## start Supplied material

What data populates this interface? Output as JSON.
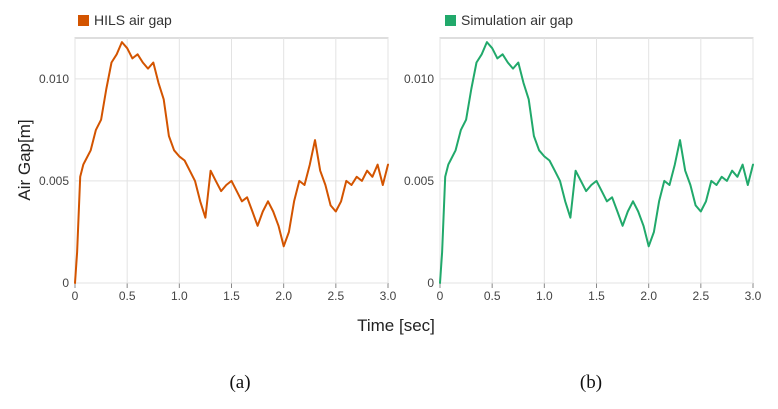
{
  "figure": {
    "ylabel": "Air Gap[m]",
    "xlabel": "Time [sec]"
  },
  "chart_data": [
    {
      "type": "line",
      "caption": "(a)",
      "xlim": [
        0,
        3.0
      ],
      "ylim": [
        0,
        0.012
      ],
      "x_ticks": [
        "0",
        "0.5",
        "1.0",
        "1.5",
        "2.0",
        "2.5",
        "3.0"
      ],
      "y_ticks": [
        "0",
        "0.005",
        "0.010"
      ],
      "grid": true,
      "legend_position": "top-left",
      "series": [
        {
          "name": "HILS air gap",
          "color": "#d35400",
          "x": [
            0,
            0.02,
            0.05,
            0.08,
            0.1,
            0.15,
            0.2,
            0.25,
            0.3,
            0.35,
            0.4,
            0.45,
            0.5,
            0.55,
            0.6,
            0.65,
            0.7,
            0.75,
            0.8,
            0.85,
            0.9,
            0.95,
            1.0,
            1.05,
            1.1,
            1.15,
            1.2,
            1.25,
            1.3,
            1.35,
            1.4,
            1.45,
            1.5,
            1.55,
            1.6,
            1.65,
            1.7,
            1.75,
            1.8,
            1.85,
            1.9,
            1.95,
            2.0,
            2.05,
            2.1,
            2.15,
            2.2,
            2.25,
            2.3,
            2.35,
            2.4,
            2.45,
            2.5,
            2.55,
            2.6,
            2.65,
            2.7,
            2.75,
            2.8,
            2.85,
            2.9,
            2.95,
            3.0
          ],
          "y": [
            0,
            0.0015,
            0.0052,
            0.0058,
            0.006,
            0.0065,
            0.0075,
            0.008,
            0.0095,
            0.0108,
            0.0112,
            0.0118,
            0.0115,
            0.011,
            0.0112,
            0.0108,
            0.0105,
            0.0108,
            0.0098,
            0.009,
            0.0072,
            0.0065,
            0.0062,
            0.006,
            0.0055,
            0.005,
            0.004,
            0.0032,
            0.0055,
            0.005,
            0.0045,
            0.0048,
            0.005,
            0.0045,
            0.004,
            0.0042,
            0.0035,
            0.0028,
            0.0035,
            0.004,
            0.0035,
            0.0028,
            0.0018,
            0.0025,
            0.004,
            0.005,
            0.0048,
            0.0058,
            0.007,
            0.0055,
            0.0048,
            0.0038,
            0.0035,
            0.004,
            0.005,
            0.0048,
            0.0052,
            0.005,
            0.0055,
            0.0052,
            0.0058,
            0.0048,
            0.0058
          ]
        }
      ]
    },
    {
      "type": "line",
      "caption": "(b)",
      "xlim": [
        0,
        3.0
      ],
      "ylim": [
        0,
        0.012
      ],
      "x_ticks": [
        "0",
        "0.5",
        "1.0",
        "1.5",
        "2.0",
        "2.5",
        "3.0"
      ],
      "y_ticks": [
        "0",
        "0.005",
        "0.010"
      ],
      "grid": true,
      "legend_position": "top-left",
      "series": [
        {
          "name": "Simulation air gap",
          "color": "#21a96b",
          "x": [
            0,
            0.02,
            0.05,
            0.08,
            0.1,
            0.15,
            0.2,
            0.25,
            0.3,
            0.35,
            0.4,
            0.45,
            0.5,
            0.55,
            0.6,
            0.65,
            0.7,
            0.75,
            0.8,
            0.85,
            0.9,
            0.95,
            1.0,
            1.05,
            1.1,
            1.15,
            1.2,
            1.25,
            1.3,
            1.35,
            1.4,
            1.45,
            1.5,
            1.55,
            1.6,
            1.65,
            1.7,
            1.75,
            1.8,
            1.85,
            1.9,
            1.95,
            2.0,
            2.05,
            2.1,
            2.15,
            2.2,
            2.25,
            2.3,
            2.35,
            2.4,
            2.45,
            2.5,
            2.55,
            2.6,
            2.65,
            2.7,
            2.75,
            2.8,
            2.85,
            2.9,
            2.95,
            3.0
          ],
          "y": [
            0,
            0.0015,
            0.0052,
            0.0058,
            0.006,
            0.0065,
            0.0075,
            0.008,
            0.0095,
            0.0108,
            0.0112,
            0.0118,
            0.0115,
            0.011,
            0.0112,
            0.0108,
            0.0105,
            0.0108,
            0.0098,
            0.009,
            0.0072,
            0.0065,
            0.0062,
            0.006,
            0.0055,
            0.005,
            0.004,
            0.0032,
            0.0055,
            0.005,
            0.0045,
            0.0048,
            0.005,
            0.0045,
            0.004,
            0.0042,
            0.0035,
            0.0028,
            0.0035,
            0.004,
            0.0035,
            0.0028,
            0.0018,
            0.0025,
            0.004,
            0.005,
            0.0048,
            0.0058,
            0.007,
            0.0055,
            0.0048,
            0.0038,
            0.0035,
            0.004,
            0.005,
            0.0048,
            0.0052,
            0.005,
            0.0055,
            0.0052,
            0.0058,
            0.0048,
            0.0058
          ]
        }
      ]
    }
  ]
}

## end Supplied material
## start Supplied material

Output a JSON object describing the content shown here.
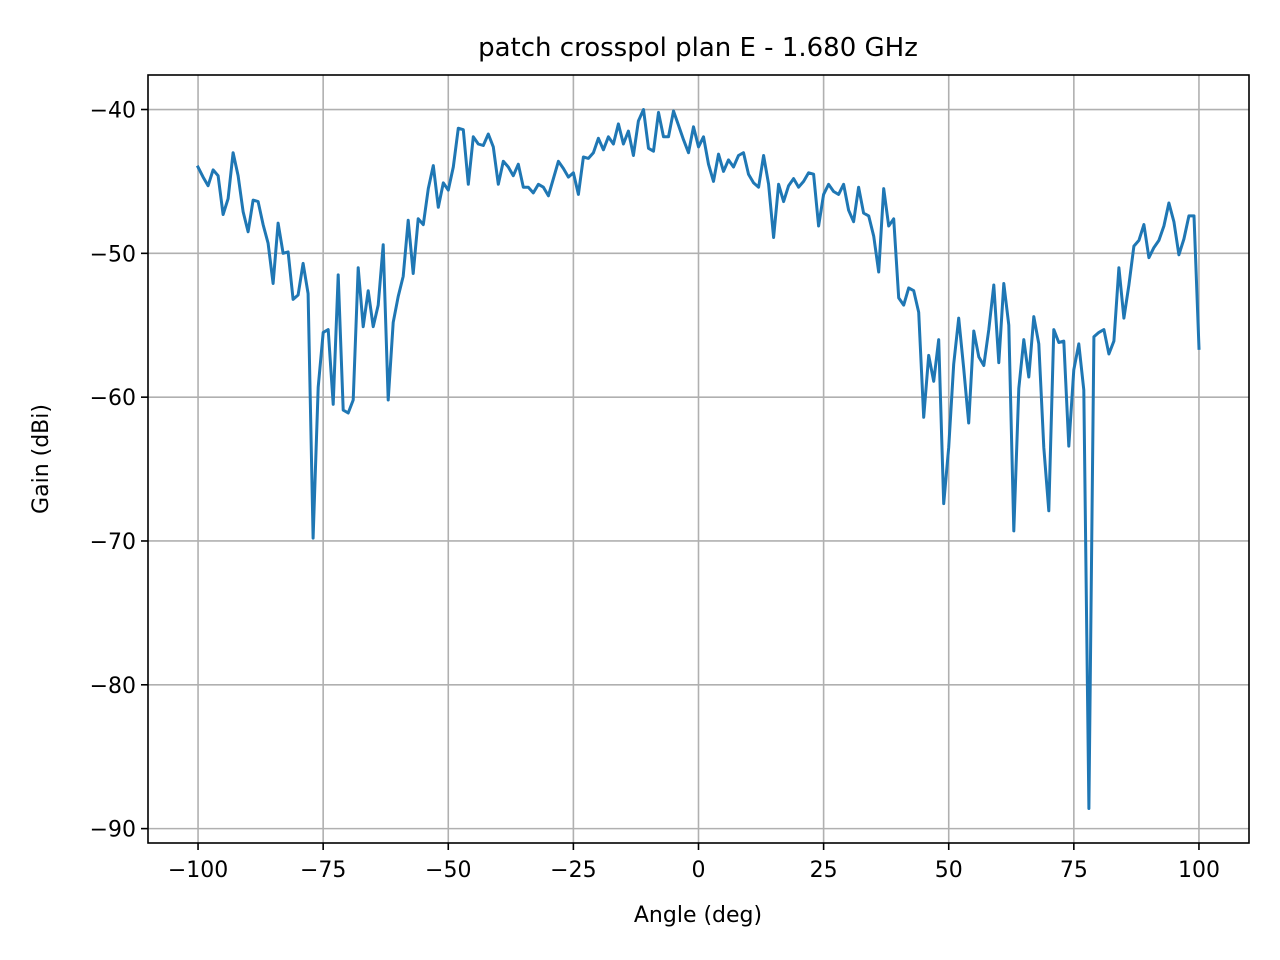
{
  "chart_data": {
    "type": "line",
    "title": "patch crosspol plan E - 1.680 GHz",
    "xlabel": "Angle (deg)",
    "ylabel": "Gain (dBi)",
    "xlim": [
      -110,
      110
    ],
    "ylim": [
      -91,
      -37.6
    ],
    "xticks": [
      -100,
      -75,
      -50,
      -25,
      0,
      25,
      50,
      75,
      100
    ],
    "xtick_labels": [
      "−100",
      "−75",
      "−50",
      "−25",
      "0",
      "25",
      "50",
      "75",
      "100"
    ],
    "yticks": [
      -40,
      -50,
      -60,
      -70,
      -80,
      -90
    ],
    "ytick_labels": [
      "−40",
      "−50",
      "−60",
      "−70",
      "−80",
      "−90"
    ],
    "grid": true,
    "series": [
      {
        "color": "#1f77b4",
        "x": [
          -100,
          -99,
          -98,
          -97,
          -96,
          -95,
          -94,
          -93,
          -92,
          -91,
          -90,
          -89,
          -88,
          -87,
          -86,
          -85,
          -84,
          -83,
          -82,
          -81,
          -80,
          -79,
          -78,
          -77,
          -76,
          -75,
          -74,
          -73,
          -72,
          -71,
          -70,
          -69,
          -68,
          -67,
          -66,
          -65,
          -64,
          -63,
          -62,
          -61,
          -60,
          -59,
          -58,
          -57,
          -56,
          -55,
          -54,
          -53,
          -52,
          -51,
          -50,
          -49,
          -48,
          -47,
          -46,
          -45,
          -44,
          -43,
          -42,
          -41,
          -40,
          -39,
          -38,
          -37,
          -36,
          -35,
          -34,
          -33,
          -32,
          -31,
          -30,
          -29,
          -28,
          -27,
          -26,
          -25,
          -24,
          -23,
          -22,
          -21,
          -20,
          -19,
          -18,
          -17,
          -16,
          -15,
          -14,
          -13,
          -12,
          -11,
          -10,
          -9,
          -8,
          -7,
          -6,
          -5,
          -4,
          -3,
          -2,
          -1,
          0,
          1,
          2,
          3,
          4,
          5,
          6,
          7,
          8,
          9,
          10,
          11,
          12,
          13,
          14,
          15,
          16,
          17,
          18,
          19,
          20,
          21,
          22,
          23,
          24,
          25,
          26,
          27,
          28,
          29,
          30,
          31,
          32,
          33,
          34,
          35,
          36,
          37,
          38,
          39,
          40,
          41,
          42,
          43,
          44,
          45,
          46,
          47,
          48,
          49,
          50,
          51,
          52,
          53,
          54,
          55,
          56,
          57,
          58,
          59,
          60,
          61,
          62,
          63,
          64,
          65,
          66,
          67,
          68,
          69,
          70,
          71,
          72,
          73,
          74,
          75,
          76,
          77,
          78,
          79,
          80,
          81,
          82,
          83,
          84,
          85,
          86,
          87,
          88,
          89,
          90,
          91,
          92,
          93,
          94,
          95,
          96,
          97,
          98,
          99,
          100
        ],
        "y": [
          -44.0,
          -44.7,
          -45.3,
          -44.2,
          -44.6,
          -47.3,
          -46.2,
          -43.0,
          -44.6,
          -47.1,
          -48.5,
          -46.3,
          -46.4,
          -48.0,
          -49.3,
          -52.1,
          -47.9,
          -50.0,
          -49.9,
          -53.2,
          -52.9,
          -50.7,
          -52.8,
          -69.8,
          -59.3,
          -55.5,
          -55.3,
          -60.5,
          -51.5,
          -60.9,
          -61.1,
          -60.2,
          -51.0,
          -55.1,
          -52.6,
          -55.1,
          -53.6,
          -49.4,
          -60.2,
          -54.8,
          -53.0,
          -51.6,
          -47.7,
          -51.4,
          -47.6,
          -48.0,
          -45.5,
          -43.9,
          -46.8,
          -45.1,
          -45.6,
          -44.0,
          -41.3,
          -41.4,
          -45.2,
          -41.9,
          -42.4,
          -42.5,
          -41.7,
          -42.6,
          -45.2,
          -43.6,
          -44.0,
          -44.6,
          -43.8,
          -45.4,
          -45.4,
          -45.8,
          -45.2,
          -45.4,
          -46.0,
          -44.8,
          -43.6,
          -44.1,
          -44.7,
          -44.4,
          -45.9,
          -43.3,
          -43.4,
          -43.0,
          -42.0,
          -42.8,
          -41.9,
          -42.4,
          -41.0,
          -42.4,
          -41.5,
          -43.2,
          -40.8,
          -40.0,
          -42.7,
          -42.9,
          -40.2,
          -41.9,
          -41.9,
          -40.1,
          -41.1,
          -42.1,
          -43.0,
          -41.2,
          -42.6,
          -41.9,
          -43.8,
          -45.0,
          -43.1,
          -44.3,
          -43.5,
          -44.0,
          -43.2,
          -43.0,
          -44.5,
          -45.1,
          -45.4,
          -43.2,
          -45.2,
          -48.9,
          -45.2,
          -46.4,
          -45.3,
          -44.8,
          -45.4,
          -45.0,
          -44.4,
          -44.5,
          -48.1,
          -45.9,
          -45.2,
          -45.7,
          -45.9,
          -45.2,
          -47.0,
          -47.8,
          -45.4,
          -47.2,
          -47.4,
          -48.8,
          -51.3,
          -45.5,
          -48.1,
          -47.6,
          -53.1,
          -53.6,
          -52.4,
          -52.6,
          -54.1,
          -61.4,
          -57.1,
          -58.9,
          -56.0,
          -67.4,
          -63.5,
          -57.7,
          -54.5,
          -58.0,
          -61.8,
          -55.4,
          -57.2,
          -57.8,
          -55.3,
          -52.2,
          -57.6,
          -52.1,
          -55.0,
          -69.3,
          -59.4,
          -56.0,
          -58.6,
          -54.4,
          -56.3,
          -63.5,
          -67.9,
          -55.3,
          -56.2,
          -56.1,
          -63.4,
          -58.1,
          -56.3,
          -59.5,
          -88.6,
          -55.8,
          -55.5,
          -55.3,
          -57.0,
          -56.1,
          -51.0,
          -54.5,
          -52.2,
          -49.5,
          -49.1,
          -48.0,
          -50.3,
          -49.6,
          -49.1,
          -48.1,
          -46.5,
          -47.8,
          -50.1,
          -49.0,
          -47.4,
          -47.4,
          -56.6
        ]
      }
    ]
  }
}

## end Supplied material
## start Supplied material

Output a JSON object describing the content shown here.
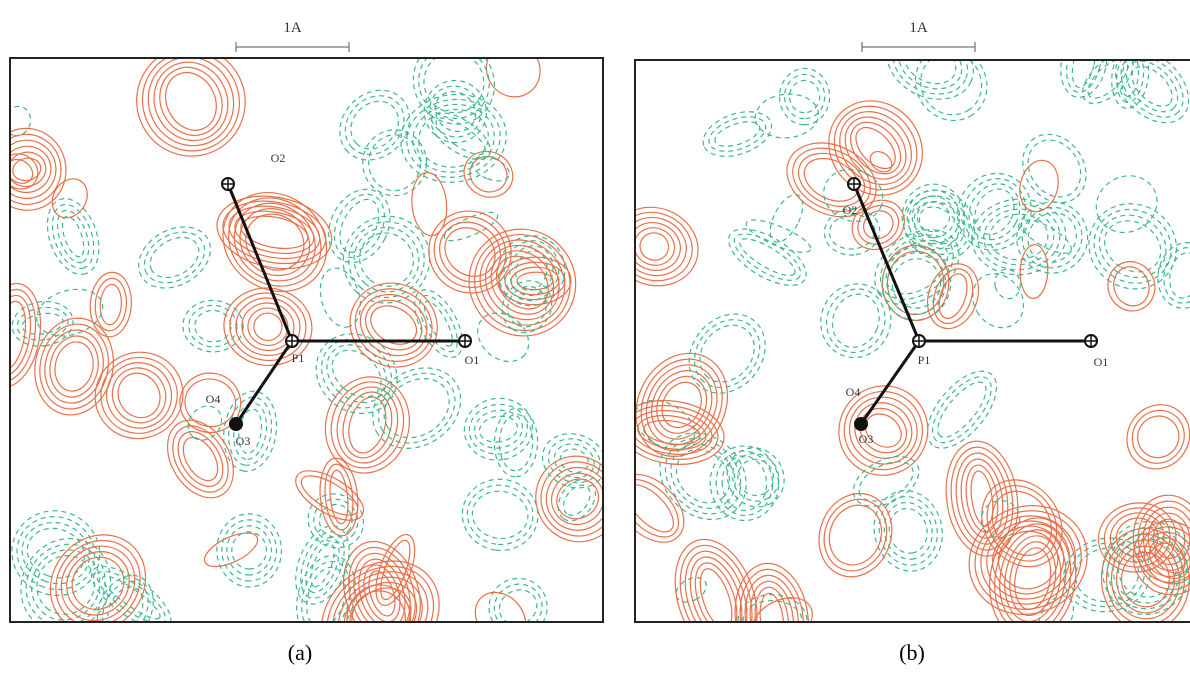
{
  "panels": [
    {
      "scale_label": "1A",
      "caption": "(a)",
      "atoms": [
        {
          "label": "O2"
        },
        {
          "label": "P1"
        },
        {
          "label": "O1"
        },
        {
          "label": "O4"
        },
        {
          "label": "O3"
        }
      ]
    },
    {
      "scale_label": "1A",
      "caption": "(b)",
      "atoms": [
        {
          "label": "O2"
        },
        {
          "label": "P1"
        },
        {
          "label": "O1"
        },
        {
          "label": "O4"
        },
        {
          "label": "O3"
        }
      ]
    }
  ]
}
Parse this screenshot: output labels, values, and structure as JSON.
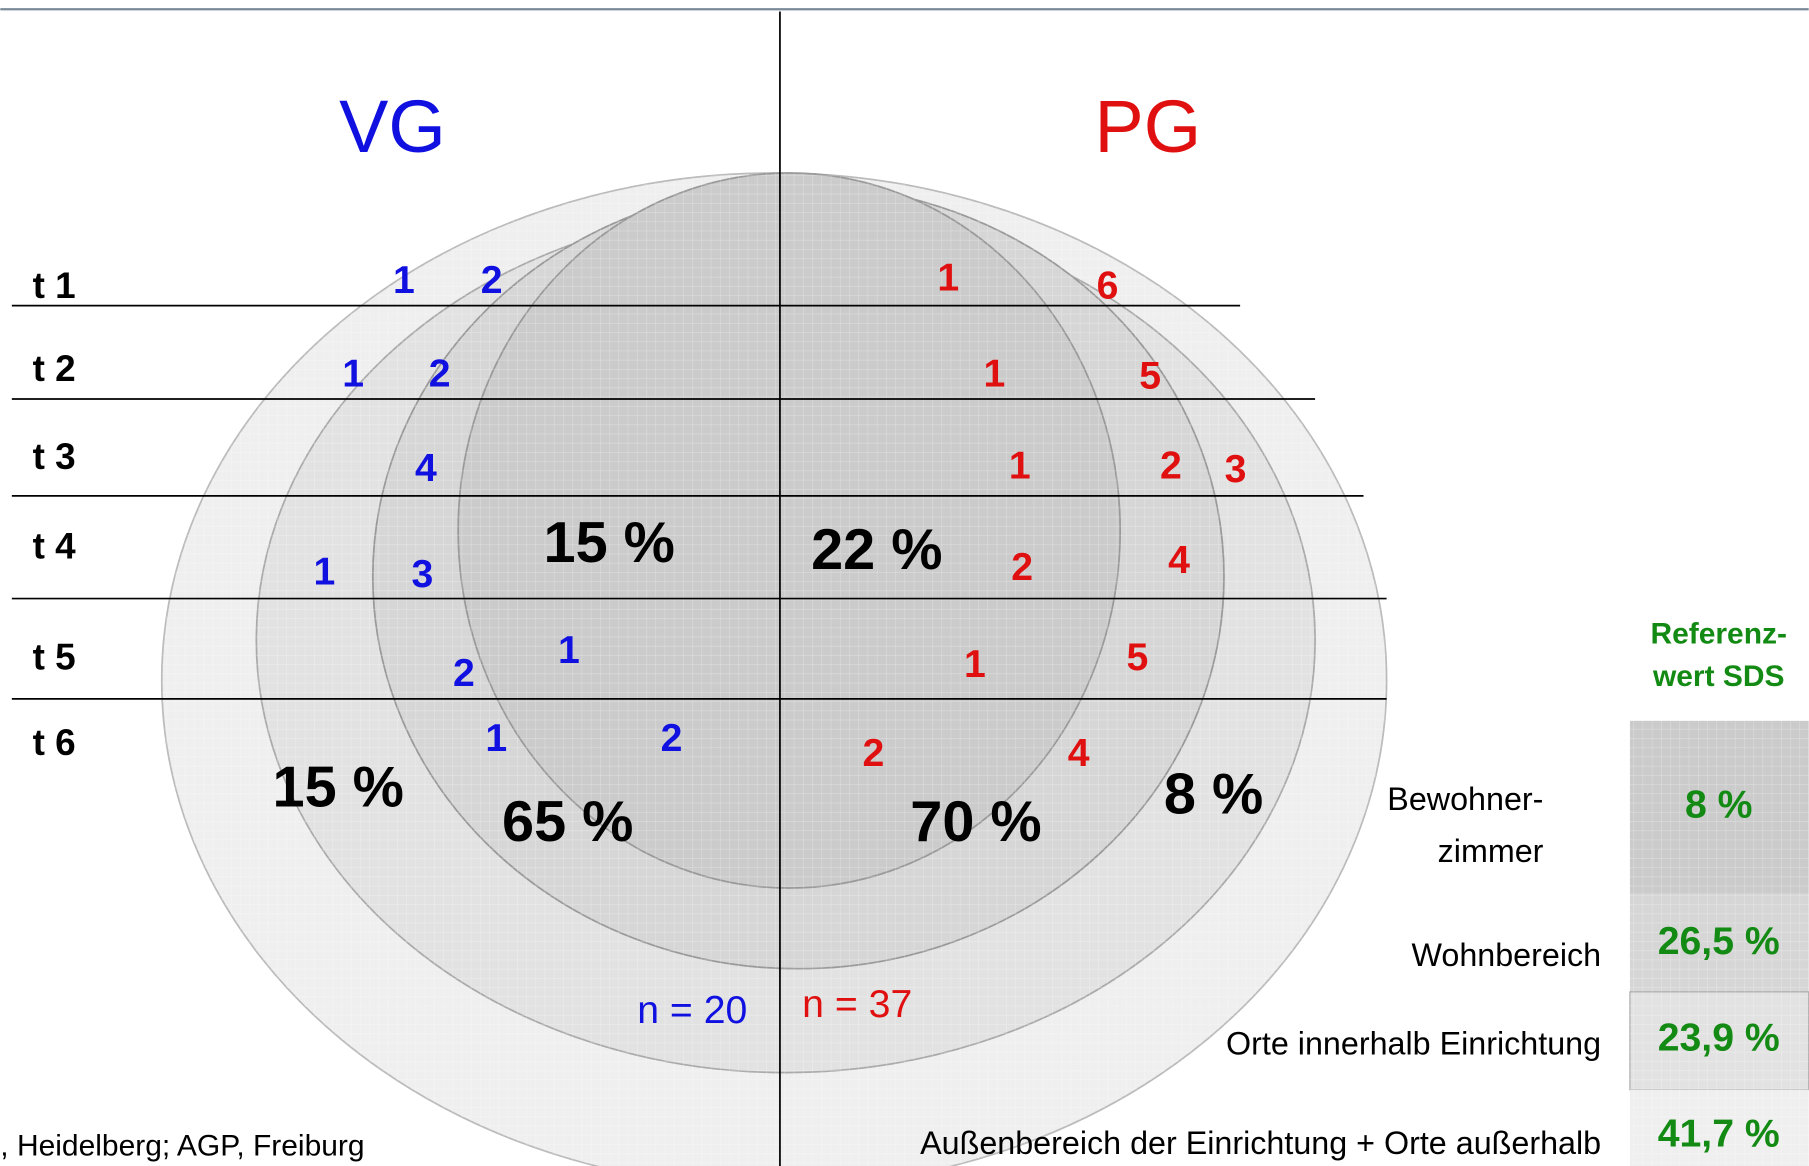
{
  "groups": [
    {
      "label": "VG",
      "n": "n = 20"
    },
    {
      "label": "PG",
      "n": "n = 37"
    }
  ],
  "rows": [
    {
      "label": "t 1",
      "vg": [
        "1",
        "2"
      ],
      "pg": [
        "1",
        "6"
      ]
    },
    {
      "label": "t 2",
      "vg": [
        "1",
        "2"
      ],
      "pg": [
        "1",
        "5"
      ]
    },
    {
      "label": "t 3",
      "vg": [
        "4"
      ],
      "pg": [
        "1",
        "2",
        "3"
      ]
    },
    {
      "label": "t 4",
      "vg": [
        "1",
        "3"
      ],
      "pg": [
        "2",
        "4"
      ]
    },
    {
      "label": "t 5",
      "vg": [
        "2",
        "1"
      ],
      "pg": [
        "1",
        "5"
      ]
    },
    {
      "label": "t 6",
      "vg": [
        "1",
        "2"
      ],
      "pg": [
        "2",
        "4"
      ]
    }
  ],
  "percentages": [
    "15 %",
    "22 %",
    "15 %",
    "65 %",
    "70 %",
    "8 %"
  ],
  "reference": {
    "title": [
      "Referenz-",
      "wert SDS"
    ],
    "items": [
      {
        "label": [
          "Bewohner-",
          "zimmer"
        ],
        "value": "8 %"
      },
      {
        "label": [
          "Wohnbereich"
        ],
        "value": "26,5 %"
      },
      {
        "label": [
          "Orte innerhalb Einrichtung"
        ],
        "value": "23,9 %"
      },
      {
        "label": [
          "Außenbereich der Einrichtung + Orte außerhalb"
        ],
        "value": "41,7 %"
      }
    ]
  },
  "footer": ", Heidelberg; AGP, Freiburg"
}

## end Supplied material

**What to work on**
Make a copy of each line that contains the string "Orte".

**Task result**
          "Orte innerhalb Einrichtung"
          "Außenbereich der Einrichtung + Orte außerhalb"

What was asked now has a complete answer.